> [What is asked]
Below, retype everything in the material from the line containing "enumerate the UI" down to the line containing "- annotation-underline: [250, 235, 845, 238]", including both of those lines. Leave the pictures out of your answer.

> [Excerpted data]
## Begin
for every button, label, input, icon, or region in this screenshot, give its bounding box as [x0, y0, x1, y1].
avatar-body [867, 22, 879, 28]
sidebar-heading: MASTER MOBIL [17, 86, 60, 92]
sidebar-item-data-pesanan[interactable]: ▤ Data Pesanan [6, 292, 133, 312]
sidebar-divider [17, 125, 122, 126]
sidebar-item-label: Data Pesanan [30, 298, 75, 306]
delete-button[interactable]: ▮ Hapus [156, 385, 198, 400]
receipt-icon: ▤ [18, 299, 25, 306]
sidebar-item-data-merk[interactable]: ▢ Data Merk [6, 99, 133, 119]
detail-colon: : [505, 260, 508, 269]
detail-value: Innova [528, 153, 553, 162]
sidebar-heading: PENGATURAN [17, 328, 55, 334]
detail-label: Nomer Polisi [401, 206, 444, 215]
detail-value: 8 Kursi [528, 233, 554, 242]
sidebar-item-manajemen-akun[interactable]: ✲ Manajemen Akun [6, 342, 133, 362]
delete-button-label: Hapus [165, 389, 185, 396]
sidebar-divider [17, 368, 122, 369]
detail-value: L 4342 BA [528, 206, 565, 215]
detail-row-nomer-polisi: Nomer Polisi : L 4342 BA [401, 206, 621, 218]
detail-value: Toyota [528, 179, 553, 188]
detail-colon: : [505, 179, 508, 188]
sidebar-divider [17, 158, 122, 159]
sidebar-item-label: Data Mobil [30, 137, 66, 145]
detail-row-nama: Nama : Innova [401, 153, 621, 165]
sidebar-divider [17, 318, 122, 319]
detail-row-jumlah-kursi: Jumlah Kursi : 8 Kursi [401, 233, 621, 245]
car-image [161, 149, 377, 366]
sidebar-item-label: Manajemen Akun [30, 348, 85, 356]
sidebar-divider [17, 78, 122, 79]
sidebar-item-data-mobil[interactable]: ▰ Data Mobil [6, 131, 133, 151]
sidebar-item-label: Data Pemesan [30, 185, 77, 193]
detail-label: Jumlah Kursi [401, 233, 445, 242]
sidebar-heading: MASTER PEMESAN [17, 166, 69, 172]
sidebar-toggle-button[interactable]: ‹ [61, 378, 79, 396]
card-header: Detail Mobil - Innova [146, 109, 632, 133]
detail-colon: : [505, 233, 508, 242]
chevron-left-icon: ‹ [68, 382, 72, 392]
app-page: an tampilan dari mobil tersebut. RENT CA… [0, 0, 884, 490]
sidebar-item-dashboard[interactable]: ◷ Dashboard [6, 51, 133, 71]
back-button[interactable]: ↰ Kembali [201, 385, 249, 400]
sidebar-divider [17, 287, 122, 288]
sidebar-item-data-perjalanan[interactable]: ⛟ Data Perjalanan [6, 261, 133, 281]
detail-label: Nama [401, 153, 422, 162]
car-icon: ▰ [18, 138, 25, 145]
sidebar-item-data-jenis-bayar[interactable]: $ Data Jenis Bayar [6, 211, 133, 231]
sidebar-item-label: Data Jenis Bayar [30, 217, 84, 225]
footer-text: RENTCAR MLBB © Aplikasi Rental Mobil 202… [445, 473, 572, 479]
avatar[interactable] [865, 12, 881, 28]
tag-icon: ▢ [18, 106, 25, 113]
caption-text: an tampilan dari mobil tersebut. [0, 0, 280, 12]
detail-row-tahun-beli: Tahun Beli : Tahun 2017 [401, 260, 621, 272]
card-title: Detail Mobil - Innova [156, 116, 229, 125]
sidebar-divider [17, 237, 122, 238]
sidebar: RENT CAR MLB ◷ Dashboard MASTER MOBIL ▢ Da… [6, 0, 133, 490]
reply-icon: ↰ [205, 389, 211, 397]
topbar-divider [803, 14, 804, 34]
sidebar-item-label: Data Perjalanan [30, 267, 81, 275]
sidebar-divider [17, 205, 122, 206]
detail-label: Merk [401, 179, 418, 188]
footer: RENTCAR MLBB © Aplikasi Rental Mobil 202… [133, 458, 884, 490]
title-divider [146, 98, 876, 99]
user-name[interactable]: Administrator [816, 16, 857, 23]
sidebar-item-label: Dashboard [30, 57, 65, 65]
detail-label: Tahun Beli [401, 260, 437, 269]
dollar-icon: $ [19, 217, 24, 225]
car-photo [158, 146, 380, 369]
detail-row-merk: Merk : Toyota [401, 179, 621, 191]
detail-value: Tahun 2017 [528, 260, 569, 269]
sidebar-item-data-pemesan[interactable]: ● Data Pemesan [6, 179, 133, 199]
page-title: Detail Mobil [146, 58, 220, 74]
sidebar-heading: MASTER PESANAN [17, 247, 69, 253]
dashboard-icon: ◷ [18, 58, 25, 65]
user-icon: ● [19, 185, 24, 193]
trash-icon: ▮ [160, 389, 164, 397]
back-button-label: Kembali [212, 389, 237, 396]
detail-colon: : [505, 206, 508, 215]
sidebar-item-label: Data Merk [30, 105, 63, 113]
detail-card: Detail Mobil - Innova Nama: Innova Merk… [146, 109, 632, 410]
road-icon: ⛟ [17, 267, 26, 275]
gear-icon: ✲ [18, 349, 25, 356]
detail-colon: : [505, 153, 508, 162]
## End
## Begin
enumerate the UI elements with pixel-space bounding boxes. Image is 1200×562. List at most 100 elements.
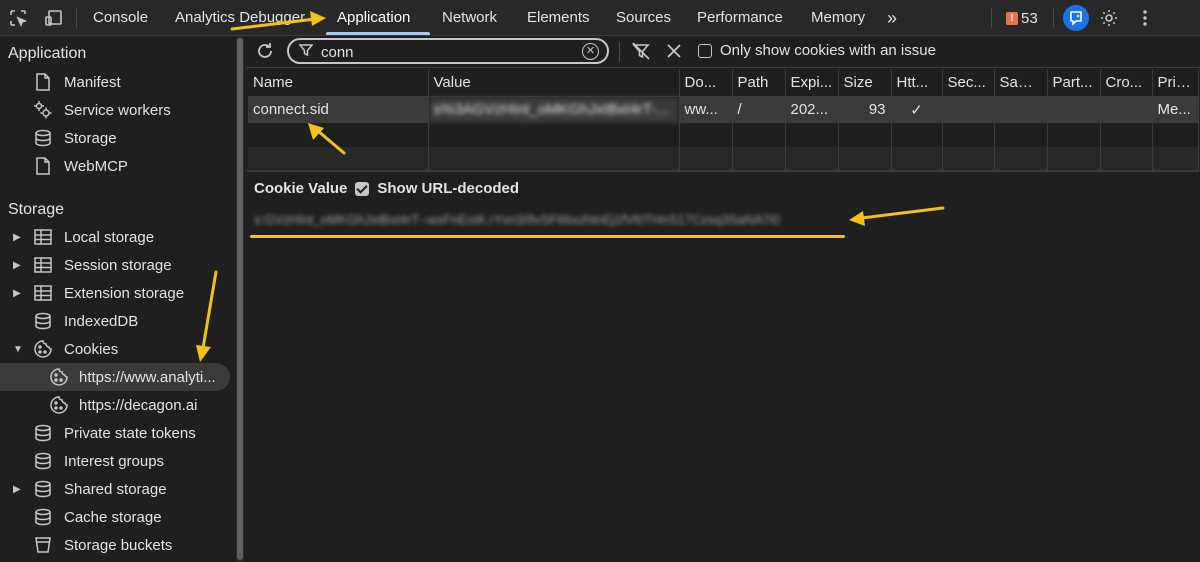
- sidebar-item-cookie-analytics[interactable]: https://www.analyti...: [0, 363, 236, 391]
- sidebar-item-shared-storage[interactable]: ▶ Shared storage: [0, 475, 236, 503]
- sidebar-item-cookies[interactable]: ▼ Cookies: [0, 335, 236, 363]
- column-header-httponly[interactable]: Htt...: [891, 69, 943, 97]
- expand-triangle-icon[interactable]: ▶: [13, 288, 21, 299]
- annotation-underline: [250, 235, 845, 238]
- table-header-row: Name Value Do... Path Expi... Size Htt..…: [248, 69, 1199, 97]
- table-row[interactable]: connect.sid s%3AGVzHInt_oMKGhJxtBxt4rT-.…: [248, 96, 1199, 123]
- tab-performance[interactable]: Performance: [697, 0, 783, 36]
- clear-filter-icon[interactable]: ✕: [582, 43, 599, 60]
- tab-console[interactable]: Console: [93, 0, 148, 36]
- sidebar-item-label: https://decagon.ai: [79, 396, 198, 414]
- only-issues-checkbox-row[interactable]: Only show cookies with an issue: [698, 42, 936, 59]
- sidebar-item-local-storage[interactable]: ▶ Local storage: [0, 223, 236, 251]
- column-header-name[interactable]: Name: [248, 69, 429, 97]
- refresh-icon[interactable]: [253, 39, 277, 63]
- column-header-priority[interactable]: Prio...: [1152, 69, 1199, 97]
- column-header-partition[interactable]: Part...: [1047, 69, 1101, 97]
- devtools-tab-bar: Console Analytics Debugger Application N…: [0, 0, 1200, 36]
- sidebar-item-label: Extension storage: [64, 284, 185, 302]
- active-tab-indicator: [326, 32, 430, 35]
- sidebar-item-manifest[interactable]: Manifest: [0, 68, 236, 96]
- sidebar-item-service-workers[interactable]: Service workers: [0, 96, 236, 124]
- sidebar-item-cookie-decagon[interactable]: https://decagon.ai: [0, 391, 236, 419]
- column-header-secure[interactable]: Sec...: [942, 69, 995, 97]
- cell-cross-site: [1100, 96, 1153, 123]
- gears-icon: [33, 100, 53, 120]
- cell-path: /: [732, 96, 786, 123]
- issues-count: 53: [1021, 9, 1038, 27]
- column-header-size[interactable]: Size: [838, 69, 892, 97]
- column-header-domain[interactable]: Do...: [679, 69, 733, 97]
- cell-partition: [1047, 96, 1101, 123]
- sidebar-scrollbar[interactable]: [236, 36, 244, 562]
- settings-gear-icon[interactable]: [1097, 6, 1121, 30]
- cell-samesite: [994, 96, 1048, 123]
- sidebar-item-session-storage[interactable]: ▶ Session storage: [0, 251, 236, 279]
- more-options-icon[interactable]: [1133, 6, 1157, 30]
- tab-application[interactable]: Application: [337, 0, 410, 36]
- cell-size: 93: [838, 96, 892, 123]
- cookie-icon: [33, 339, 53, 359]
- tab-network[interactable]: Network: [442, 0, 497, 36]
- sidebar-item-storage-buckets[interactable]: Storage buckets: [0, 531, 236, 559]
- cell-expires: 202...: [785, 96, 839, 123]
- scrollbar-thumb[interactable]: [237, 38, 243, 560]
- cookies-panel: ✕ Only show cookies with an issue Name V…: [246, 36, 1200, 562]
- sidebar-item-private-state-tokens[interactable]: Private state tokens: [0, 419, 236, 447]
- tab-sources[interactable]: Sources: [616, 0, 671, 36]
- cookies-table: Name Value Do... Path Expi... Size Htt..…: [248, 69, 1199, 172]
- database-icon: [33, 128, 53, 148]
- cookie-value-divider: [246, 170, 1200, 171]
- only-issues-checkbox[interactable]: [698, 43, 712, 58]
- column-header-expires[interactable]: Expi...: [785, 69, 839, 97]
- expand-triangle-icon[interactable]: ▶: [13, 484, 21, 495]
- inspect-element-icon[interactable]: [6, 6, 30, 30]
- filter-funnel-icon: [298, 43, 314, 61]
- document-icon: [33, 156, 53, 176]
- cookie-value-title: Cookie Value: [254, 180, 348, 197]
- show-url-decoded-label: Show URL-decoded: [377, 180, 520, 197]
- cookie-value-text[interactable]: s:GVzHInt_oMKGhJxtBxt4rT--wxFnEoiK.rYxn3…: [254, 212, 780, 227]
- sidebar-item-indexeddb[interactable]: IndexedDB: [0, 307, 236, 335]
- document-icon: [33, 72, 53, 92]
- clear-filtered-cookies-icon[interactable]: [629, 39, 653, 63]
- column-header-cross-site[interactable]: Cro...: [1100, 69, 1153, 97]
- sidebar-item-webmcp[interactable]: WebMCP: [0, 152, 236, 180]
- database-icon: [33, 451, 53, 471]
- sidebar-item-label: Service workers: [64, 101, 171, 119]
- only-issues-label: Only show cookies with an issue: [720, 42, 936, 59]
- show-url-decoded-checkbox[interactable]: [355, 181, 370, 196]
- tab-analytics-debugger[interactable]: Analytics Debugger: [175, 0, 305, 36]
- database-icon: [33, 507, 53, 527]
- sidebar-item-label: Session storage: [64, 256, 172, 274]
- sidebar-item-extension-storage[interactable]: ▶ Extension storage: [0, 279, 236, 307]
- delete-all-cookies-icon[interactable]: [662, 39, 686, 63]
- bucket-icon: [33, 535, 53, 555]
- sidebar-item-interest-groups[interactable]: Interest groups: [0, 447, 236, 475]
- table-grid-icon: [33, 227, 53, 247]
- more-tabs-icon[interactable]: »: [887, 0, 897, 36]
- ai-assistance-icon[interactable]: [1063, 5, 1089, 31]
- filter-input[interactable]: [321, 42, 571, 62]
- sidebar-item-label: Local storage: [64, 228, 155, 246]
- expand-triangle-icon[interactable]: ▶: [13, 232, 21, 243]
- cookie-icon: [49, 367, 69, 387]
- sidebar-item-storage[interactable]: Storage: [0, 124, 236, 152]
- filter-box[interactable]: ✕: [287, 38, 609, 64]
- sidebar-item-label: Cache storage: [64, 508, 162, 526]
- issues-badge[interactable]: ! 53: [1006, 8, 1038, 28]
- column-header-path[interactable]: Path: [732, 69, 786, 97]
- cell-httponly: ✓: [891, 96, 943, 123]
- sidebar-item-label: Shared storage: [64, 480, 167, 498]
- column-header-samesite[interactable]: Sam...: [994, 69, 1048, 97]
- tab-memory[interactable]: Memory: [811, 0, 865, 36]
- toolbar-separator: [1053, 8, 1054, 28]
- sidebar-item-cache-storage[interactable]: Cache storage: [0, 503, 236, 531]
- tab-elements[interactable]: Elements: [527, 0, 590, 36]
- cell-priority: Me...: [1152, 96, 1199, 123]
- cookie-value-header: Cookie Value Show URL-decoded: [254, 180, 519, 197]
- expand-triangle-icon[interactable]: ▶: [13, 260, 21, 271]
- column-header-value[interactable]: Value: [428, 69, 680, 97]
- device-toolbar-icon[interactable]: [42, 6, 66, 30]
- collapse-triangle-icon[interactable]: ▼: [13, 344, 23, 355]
## End
## Begin
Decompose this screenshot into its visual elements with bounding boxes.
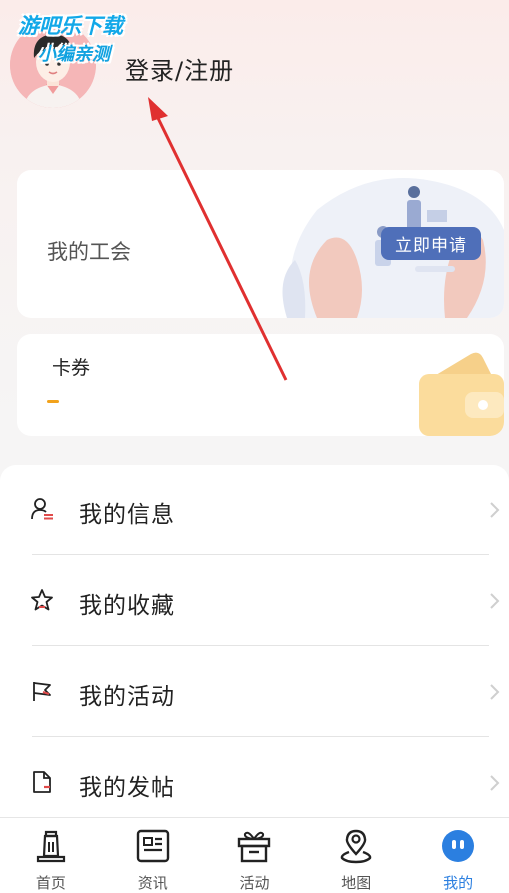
## End
> [Expected output]
enumerate the UI elements with pixel-space bounding boxes. Image is 1200×562. List at most 100 elements.
- sidebar-item-cookie-analytics[interactable]: https://www.analyti...: [0, 363, 236, 391]
- sidebar-item-shared-storage[interactable]: ▶ Shared storage: [0, 475, 236, 503]
- sidebar-item-cookies[interactable]: ▼ Cookies: [0, 335, 236, 363]
- column-header-httponly[interactable]: Htt...: [891, 69, 943, 97]
- expand-triangle-icon[interactable]: ▶: [13, 288, 21, 299]
- annotation-underline: [250, 235, 845, 238]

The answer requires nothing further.